GIVEN RECORDS ->
-------

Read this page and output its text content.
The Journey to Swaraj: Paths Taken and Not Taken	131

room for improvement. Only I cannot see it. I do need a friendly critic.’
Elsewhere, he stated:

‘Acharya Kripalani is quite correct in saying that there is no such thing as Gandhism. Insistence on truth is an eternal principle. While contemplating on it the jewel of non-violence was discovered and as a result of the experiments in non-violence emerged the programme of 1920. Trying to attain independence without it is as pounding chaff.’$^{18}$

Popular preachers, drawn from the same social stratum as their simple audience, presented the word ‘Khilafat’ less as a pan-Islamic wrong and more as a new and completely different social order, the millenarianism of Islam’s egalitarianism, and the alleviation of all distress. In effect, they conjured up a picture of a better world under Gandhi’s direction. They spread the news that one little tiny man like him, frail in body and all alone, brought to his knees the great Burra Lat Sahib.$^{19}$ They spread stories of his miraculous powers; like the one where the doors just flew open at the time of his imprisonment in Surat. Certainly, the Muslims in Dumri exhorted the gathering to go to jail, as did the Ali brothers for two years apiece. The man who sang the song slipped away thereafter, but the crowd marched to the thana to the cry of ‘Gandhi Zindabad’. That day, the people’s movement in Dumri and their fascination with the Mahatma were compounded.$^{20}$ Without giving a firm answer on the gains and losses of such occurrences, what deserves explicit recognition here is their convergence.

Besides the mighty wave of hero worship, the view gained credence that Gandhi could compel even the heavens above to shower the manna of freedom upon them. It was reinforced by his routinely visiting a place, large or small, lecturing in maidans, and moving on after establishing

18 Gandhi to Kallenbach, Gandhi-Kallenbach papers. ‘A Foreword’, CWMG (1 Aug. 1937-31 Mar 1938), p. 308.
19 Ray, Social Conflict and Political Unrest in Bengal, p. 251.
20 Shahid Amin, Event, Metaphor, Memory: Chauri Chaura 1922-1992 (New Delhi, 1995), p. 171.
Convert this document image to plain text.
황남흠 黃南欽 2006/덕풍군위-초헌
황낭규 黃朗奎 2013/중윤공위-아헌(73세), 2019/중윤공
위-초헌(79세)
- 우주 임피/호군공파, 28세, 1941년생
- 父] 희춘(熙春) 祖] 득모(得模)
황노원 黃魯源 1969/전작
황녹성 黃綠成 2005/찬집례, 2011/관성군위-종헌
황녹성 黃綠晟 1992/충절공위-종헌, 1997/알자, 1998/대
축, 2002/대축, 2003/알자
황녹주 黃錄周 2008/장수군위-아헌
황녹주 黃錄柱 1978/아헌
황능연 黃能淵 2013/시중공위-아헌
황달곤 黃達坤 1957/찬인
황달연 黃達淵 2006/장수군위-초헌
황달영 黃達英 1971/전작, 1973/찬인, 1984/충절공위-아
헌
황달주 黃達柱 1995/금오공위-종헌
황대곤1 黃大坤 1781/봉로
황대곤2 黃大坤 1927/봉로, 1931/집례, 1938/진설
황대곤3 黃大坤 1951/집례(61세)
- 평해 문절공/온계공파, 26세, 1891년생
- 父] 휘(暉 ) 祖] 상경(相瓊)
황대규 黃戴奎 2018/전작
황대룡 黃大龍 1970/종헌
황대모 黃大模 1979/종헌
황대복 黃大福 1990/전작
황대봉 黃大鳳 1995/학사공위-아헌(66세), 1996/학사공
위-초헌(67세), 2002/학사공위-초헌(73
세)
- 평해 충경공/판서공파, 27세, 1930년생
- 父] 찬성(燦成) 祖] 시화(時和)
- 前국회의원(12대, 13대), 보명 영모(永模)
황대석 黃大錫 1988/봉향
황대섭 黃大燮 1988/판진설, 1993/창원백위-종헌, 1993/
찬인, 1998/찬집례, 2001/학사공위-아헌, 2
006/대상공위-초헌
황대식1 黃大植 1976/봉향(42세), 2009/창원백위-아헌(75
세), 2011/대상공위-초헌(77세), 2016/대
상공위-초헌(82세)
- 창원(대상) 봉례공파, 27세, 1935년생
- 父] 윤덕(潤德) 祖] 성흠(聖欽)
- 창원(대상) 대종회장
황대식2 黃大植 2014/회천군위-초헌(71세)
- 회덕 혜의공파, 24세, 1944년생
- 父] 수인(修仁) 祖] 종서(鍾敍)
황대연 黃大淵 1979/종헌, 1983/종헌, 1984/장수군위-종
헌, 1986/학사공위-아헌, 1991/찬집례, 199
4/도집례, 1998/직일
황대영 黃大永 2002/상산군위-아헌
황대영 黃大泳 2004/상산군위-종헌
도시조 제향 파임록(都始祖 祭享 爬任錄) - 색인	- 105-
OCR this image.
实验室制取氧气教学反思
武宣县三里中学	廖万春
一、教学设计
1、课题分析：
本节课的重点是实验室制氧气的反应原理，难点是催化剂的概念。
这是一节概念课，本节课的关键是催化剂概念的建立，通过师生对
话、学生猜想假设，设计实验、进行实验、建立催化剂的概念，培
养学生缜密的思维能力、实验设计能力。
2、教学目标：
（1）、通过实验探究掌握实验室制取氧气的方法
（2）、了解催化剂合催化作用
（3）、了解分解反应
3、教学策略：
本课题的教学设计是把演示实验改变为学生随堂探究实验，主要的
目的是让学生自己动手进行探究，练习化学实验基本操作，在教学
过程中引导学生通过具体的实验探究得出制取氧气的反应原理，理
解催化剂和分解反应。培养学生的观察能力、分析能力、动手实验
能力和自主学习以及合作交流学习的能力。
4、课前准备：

-------

Using the data above, repeat every line exactly.

Read this page and output its text content.
The Journey to Swaraj: Paths Taken and Not Taken	131

room for improvement. Only I cannot see it. I do need a friendly critic.’
Elsewhere, he stated:

‘Acharya Kripalani is quite correct in saying that there is no such thing as Gandhism. Insistence on truth is an eternal principle. While contemplating on it the jewel of non-violence was discovered and as a result of the experiments in non-violence emerged the programme of 1920. Trying to attain independence without it is as pounding chaff.’$^{18}$

Popular preachers, drawn from the same social stratum as their simple audience, presented the word ‘Khilafat’ less as a pan-Islamic wrong and more as a new and completely different social order, the millenarianism of Islam’s egalitarianism, and the alleviation of all distress. In effect, they conjured up a picture of a better world under Gandhi’s direction. They spread the news that one little tiny man like him, frail in body and all alone, brought to his knees the great Burra Lat Sahib.$^{19}$ They spread stories of his miraculous powers; like the one where the doors just flew open at the time of his imprisonment in Surat. Certainly, the Muslims in Dumri exhorted the gathering to go to jail, as did the Ali brothers for two years apiece. The man who sang the song slipped away thereafter, but the crowd marched to the thana to the cry of ‘Gandhi Zindabad’. That day, the people’s movement in Dumri and their fascination with the Mahatma were compounded.$^{20}$ Without giving a firm answer on the gains and losses of such occurrences, what deserves explicit recognition here is their convergence.

Besides the mighty wave of hero worship, the view gained credence that Gandhi could compel even the heavens above to shower the manna of freedom upon them. It was reinforced by his routinely visiting a place, large or small, lecturing in maidans, and moving on after establishing

18 Gandhi to Kallenbach, Gandhi-Kallenbach papers. ‘A Foreword’, CWMG (1 Aug. 1937-31 Mar 1938), p. 308.
19 Ray, Social Conflict and Political Unrest in Bengal, p. 251.
20 Shahid Amin, Event, Metaphor, Memory: Chauri Chaura 1922-1992 (New Delhi, 1995), p. 171.
Convert this document image to plain text.
황남흠 黃南欽 2006/덕풍군위-초헌
황낭규 黃朗奎 2013/중윤공위-아헌(73세), 2019/중윤공
위-초헌(79세)
- 우주 임피/호군공파, 28세, 1941년생
- 父] 희춘(熙春) 祖] 득모(得模)
황노원 黃魯源 1969/전작
황녹성 黃綠成 2005/찬집례, 2011/관성군위-종헌
황녹성 黃綠晟 1992/충절공위-종헌, 1997/알자, 1998/대
축, 2002/대축, 2003/알자
황녹주 黃錄周 2008/장수군위-아헌
황녹주 黃錄柱 1978/아헌
황능연 黃能淵 2013/시중공위-아헌
황달곤 黃達坤 1957/찬인
황달연 黃達淵 2006/장수군위-초헌
황달영 黃達英 1971/전작, 1973/찬인, 1984/충절공위-아
헌
황달주 黃達柱 1995/금오공위-종헌
황대곤1 黃大坤 1781/봉로
황대곤2 黃大坤 1927/봉로, 1931/집례, 1938/진설
황대곤3 黃大坤 1951/집례(61세)
- 평해 문절공/온계공파, 26세, 1891년생
- 父] 휘(暉 ) 祖] 상경(相瓊)
황대규 黃戴奎 2018/전작
황대룡 黃大龍 1970/종헌
황대모 黃大模 1979/종헌
황대복 黃大福 1990/전작
황대봉 黃大鳳 1995/학사공위-아헌(66세), 1996/학사공
위-초헌(67세), 2002/학사공위-초헌(73
세)
- 평해 충경공/판서공파, 27세, 1930년생
- 父] 찬성(燦成) 祖] 시화(時和)
- 前국회의원(12대, 13대), 보명 영모(永模)
황대석 黃大錫 1988/봉향
황대섭 黃大燮 1988/판진설, 1993/창원백위-종헌, 1993/
찬인, 1998/찬집례, 2001/학사공위-아헌, 2
006/대상공위-초헌
황대식1 黃大植 1976/봉향(42세), 2009/창원백위-아헌(75
세), 2011/대상공위-초헌(77세), 2016/대
상공위-초헌(82세)
- 창원(대상) 봉례공파, 27세, 1935년생
- 父] 윤덕(潤德) 祖] 성흠(聖欽)
- 창원(대상) 대종회장
황대식2 黃大植 2014/회천군위-초헌(71세)
- 회덕 혜의공파, 24세, 1944년생
- 父] 수인(修仁) 祖] 종서(鍾敍)
황대연 黃大淵 1979/종헌, 1983/종헌, 1984/장수군위-종
헌, 1986/학사공위-아헌, 1991/찬집례, 199
4/도집례, 1998/직일
황대영 黃大永 2002/상산군위-아헌
황대영 黃大泳 2004/상산군위-종헌
도시조 제향 파임록(都始祖 祭享 爬任錄) - 색인	- 105-
OCR this image.
实验室制取氧气教学反思
武宣县三里中学	廖万春
一、教学设计
1、课题分析：
本节课的重点是实验室制氧气的反应原理，难点是催化剂的概念。
这是一节概念课，本节课的关键是催化剂概念的建立，通过师生对
话、学生猜想假设，设计实验、进行实验、建立催化剂的概念，培
养学生缜密的思维能力、实验设计能力。
2、教学目标：
（1）、通过实验探究掌握实验室制取氧气的方法
（2）、了解催化剂合催化作用
（3）、了解分解反应
3、教学策略：
本课题的教学设计是把演示实验改变为学生随堂探究实验，主要的
目的是让学生自己动手进行探究，练习化学实验基本操作，在教学
过程中引导学生通过具体的实验探究得出制取氧气的反应原理，理
解催化剂和分解反应。培养学生的观察能力、分析能力、动手实验
能力和自主学习以及合作交流学习的能力。
4、课前准备：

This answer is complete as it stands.